YOUR GOAL. Below is a block of records; reproduce all of them exactly and leave out any pictures.

%%

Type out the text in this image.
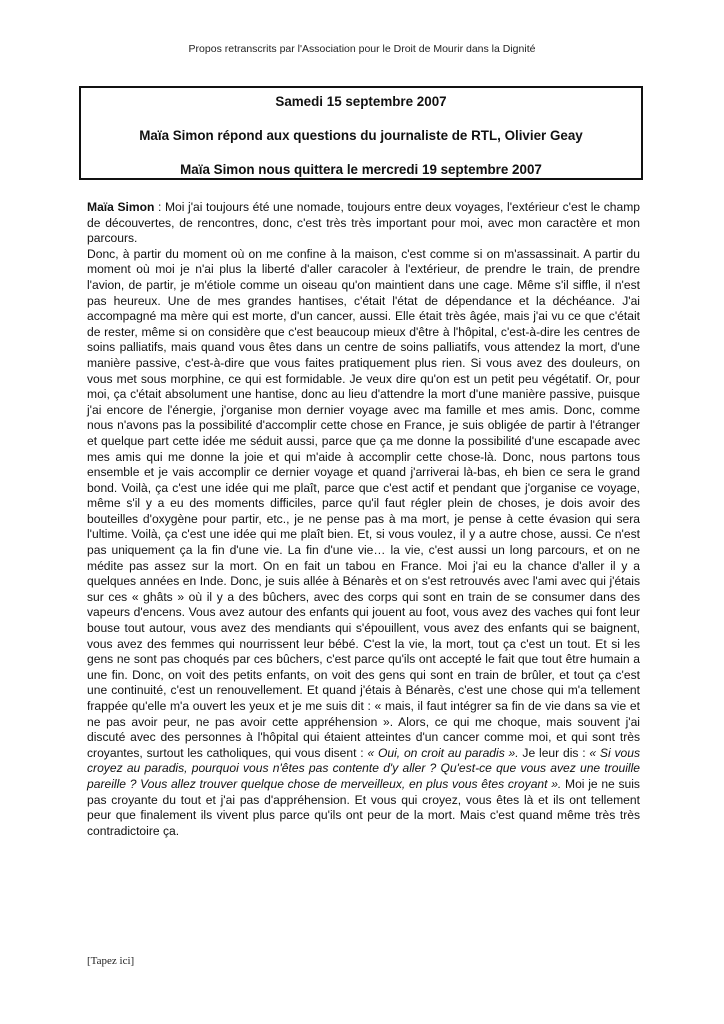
Propos retranscrits par l'Association pour le Droit de Mourir dans la Dignité
Samedi 15 septembre 2007
Maïa Simon répond aux questions du journaliste de RTL, Olivier Geay
Maïa Simon nous quittera le mercredi 19 septembre 2007

Maïa Simon : Moi j'ai toujours été une nomade, toujours entre deux voyages, l'extérieur c'est le champ de découvertes, de rencontres, donc, c'est très très important pour moi, avec mon caractère et mon parcours.

Donc, à partir du moment où on me confine à la maison, c'est comme si on m'assassinait. A partir du moment où moi je n'ai plus la liberté d'aller caracoler à l'extérieur, de prendre le train, de prendre l'avion, de partir, je m'étiole comme un oiseau qu'on maintient dans une cage. Même s'il siffle, il n'est pas heureux. Une de mes grandes hantises, c'était l'état de dépendance et la déchéance. J'ai accompagné ma mère qui est morte, d'un cancer, aussi. Elle était très âgée, mais j'ai vu ce que c'était de rester, même si on considère que c'est beaucoup mieux d'être à l'hôpital, c'est-à-dire les centres de soins palliatifs, mais quand vous êtes dans un centre de soins palliatifs, vous attendez la mort, d'une manière passive, c'est-à-dire que vous faites pratiquement plus rien. Si vous avez des douleurs, on vous met sous morphine, ce qui est formidable. Je veux dire qu'on est un petit peu végétatif. Or, pour moi, ça c'était absolument une hantise, donc au lieu d'attendre la mort d'une manière passive, puisque j'ai encore de l'énergie, j'organise mon dernier voyage avec ma famille et mes amis. Donc, comme nous n'avons pas la possibilité d'accomplir cette chose en France, je suis obligée de partir à l'étranger et quelque part cette idée me séduit aussi, parce que ça me donne la possibilité d'une escapade avec mes amis qui me donne la joie et qui m'aide à accomplir cette chose-là. Donc, nous partons tous ensemble et je vais accomplir ce dernier voyage et quand j'arriverai là-bas, eh bien ce sera le grand bond. Voilà, ça c'est une idée qui me plaît, parce que c'est actif et pendant que j'organise ce voyage, même s'il y a eu des moments difficiles, parce qu'il faut régler plein de choses, je dois avoir des bouteilles d'oxygène pour partir, etc., je ne pense pas à ma mort, je pense à cette évasion qui sera l'ultime. Voilà, ça c'est une idée qui me plaît bien. Et, si vous voulez, il y a autre chose, aussi. Ce n'est pas uniquement ça la fin d'une vie. La fin d'une vie… la vie, c'est aussi un long parcours, et on ne médite pas assez sur la mort. On en fait un tabou en France. Moi j'ai eu la chance d'aller il y a quelques années en Inde. Donc, je suis allée à Bénarès et on s'est retrouvés avec l'ami avec qui j'étais sur ces « ghâts » où il y a des bûchers, avec des corps qui sont en train de se consumer dans des vapeurs d'encens. Vous avez autour des enfants qui jouent au foot, vous avez des vaches qui font leur bouse tout autour, vous avez des mendiants qui s'épouillent, vous avez des enfants qui se baignent, vous avez des femmes qui nourrissent leur bébé. C'est la vie, la mort, tout ça c'est un tout. Et si les gens ne sont pas choqués par ces bûchers, c'est parce qu'ils ont accepté le fait que tout être humain a une fin. Donc, on voit des petits enfants, on voit des gens qui sont en train de brûler, et tout ça c'est une continuité, c'est un renouvellement. Et quand j'étais à Bénarès, c'est une chose qui m'a tellement frappée qu'elle m'a ouvert les yeux et je me suis dit : « mais, il faut intégrer sa fin de vie dans sa vie et ne pas avoir peur, ne pas avoir cette appréhension ». Alors, ce qui me choque, mais souvent j'ai discuté avec des personnes à l'hôpital qui étaient atteintes d'un cancer comme moi, et qui sont très croyantes, surtout les catholiques, qui vous disent : « Oui, on croit au paradis ». Je leur dis : « Si vous croyez au paradis, pourquoi vous n'êtes pas contente d'y aller ? Qu'est-ce que vous avez une trouille pareille ? Vous allez trouver quelque chose de merveilleux, en plus vous êtes croyant ». Moi je ne suis pas croyante du tout et j'ai pas d'appréhension. Et vous qui croyez, vous êtes là et ils ont tellement peur que finalement ils vivent plus parce qu'ils ont peur de la mort. Mais c'est quand même très très contradictoire ça.

[Tapez ici]
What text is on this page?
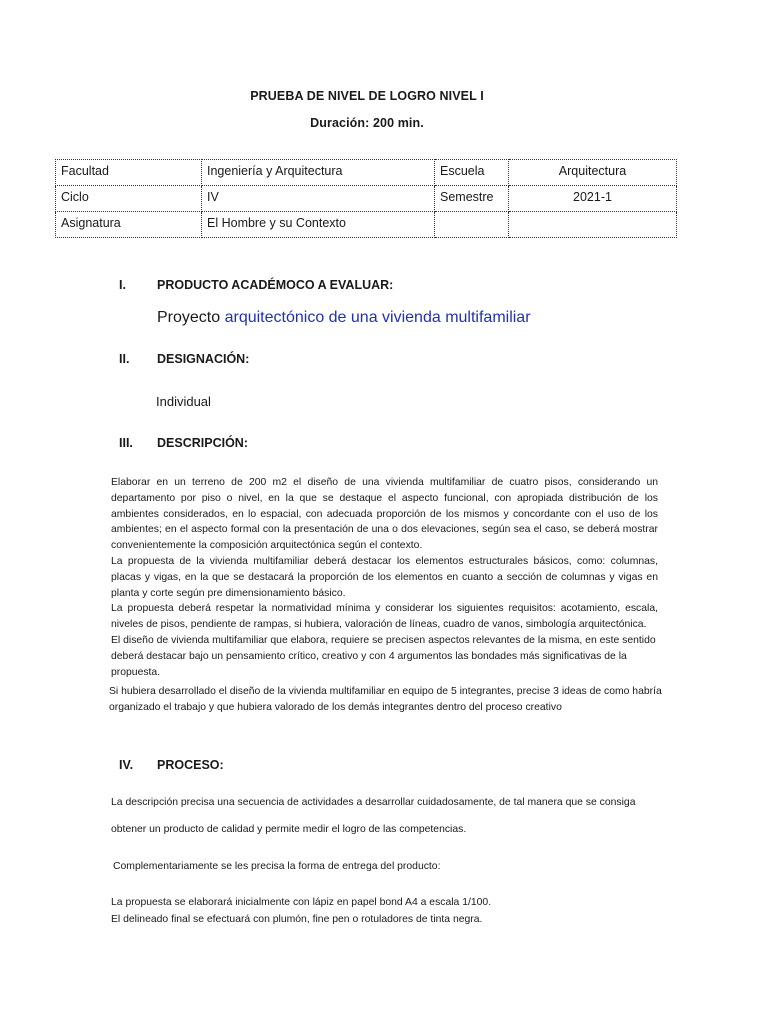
PRUEBA DE NIVEL DE LOGRO NIVEL I
Duración: 200 min.
Facultad	Ingeniería y Arquitectura	Escuela	Arquitectura
Ciclo	IV	Semestre	2021-1
Asignatura	El Hombre y su Contexto		
I.	PRODUCTO ACADÉMOCO A EVALUAR:
Proyecto arquitectónico de una vivienda multifamiliar
II.	DESIGNACIÓN:
Individual
III.	DESCRIPCIÓN:

Elaborar en un terreno de 200 m2 el diseño de una vivienda multifamiliar de cuatro pisos, considerando un departamento por piso o nivel, en la que se destaque el aspecto funcional, con apropiada distribución de los ambientes considerados, en lo espacial, con adecuada proporción de los mismos y concordante con el uso de los ambientes; en el aspecto formal con la presentación de una o dos elevaciones, según sea el caso, se deberá mostrar convenientemente la composición arquitectónica según el contexto.

La propuesta de la vivienda multifamiliar deberá destacar los elementos estructurales básicos, como: columnas, placas y vigas, en la que se destacará la proporción de los elementos en cuanto a sección de columnas y vigas en planta y corte según pre dimensionamiento básico.

La propuesta deberá respetar la normatividad mínima y considerar los siguientes requisitos: acotamiento, escala, niveles de pisos, pendiente de rampas, si hubiera, valoración de líneas, cuadro de vanos, simbología arquitectónica.

El diseño de vivienda multifamiliar que elabora, requiere se precisen aspectos relevantes de la misma, en este sentido deberá destacar bajo un pensamiento crítico, creativo y con 4 argumentos las bondades más significativas de la propuesta.

Si hubiera desarrollado el diseño de la vivienda multifamiliar en equipo de 5 integrantes, precise 3 ideas de como habría organizado el trabajo y que hubiera valorado de los demás integrantes dentro del proceso creativo

IV.	PROCESO:
La descripción precisa una secuencia de actividades a desarrollar cuidadosamente, de tal manera que se consiga
obtener un producto de calidad y permite medir el logro de las competencias.
Complementariamente se les precisa la forma de entrega del producto:
La propuesta se elaborará inicialmente con lápiz en papel bond A4 a escala 1/100.
El delineado final se efectuará con plumón, fine pen o rotuladores de tinta negra.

%%

THE COMPLETED TASK.
Type out the text in this image.
Propos retranscrits par l'Association pour le Droit de Mourir dans la Dignité
Samedi 15 septembre 2007
Maïa Simon répond aux questions du journaliste de RTL, Olivier Geay
Maïa Simon nous quittera le mercredi 19 septembre 2007

Maïa Simon : Moi j'ai toujours été une nomade, toujours entre deux voyages, l'extérieur c'est le champ de découvertes, de rencontres, donc, c'est très très important pour moi, avec mon caractère et mon parcours.

Donc, à partir du moment où on me confine à la maison, c'est comme si on m'assassinait. A partir du moment où moi je n'ai plus la liberté d'aller caracoler à l'extérieur, de prendre le train, de prendre l'avion, de partir, je m'étiole comme un oiseau qu'on maintient dans une cage. Même s'il siffle, il n'est pas heureux. Une de mes grandes hantises, c'était l'état de dépendance et la déchéance. J'ai accompagné ma mère qui est morte, d'un cancer, aussi. Elle était très âgée, mais j'ai vu ce que c'était de rester, même si on considère que c'est beaucoup mieux d'être à l'hôpital, c'est-à-dire les centres de soins palliatifs, mais quand vous êtes dans un centre de soins palliatifs, vous attendez la mort, d'une manière passive, c'est-à-dire que vous faites pratiquement plus rien. Si vous avez des douleurs, on vous met sous morphine, ce qui est formidable. Je veux dire qu'on est un petit peu végétatif. Or, pour moi, ça c'était absolument une hantise, donc au lieu d'attendre la mort d'une manière passive, puisque j'ai encore de l'énergie, j'organise mon dernier voyage avec ma famille et mes amis. Donc, comme nous n'avons pas la possibilité d'accomplir cette chose en France, je suis obligée de partir à l'étranger et quelque part cette idée me séduit aussi, parce que ça me donne la possibilité d'une escapade avec mes amis qui me donne la joie et qui m'aide à accomplir cette chose-là. Donc, nous partons tous ensemble et je vais accomplir ce dernier voyage et quand j'arriverai là-bas, eh bien ce sera le grand bond. Voilà, ça c'est une idée qui me plaît, parce que c'est actif et pendant que j'organise ce voyage, même s'il y a eu des moments difficiles, parce qu'il faut régler plein de choses, je dois avoir des bouteilles d'oxygène pour partir, etc., je ne pense pas à ma mort, je pense à cette évasion qui sera l'ultime. Voilà, ça c'est une idée qui me plaît bien. Et, si vous voulez, il y a autre chose, aussi. Ce n'est pas uniquement ça la fin d'une vie. La fin d'une vie… la vie, c'est aussi un long parcours, et on ne médite pas assez sur la mort. On en fait un tabou en France. Moi j'ai eu la chance d'aller il y a quelques années en Inde. Donc, je suis allée à Bénarès et on s'est retrouvés avec l'ami avec qui j'étais sur ces « ghâts » où il y a des bûchers, avec des corps qui sont en train de se consumer dans des vapeurs d'encens. Vous avez autour des enfants qui jouent au foot, vous avez des vaches qui font leur bouse tout autour, vous avez des mendiants qui s'épouillent, vous avez des enfants qui se baignent, vous avez des femmes qui nourrissent leur bébé. C'est la vie, la mort, tout ça c'est un tout. Et si les gens ne sont pas choqués par ces bûchers, c'est parce qu'ils ont accepté le fait que tout être humain a une fin. Donc, on voit des petits enfants, on voit des gens qui sont en train de brûler, et tout ça c'est une continuité, c'est un renouvellement. Et quand j'étais à Bénarès, c'est une chose qui m'a tellement frappée qu'elle m'a ouvert les yeux et je me suis dit : « mais, il faut intégrer sa fin de vie dans sa vie et ne pas avoir peur, ne pas avoir cette appréhension ». Alors, ce qui me choque, mais souvent j'ai discuté avec des personnes à l'hôpital qui étaient atteintes d'un cancer comme moi, et qui sont très croyantes, surtout les catholiques, qui vous disent : « Oui, on croit au paradis ». Je leur dis : « Si vous croyez au paradis, pourquoi vous n'êtes pas contente d'y aller ? Qu'est-ce que vous avez une trouille pareille ? Vous allez trouver quelque chose de merveilleux, en plus vous êtes croyant ». Moi je ne suis pas croyante du tout et j'ai pas d'appréhension. Et vous qui croyez, vous êtes là et ils ont tellement peur que finalement ils vivent plus parce qu'ils ont peur de la mort. Mais c'est quand même très très contradictoire ça.

[Tapez ici]
What text is on this page?
PRUEBA DE NIVEL DE LOGRO NIVEL I
Duración: 200 min.
Facultad	Ingeniería y Arquitectura	Escuela	Arquitectura
Ciclo	IV	Semestre	2021-1
Asignatura	El Hombre y su Contexto		
I.	PRODUCTO ACADÉMOCO A EVALUAR:
Proyecto arquitectónico de una vivienda multifamiliar
II.	DESIGNACIÓN:
Individual
III.	DESCRIPCIÓN:

Elaborar en un terreno de 200 m2 el diseño de una vivienda multifamiliar de cuatro pisos, considerando un departamento por piso o nivel, en la que se destaque el aspecto funcional, con apropiada distribución de los ambientes considerados, en lo espacial, con adecuada proporción de los mismos y concordante con el uso de los ambientes; en el aspecto formal con la presentación de una o dos elevaciones, según sea el caso, se deberá mostrar convenientemente la composición arquitectónica según el contexto.

La propuesta de la vivienda multifamiliar deberá destacar los elementos estructurales básicos, como: columnas, placas y vigas, en la que se destacará la proporción de los elementos en cuanto a sección de columnas y vigas en planta y corte según pre dimensionamiento básico.

La propuesta deberá respetar la normatividad mínima y considerar los siguientes requisitos: acotamiento, escala, niveles de pisos, pendiente de rampas, si hubiera, valoración de líneas, cuadro de vanos, simbología arquitectónica.

El diseño de vivienda multifamiliar que elabora, requiere se precisen aspectos relevantes de la misma, en este sentido deberá destacar bajo un pensamiento crítico, creativo y con 4 argumentos las bondades más significativas de la propuesta.

Si hubiera desarrollado el diseño de la vivienda multifamiliar en equipo de 5 integrantes, precise 3 ideas de como habría organizado el trabajo y que hubiera valorado de los demás integrantes dentro del proceso creativo

IV.	PROCESO:
La descripción precisa una secuencia de actividades a desarrollar cuidadosamente, de tal manera que se consiga
obtener un producto de calidad y permite medir el logro de las competencias.
Complementariamente se les precisa la forma de entrega del producto:
La propuesta se elaborará inicialmente con lápiz en papel bond A4 a escala 1/100.
El delineado final se efectuará con plumón, fine pen o rotuladores de tinta negra.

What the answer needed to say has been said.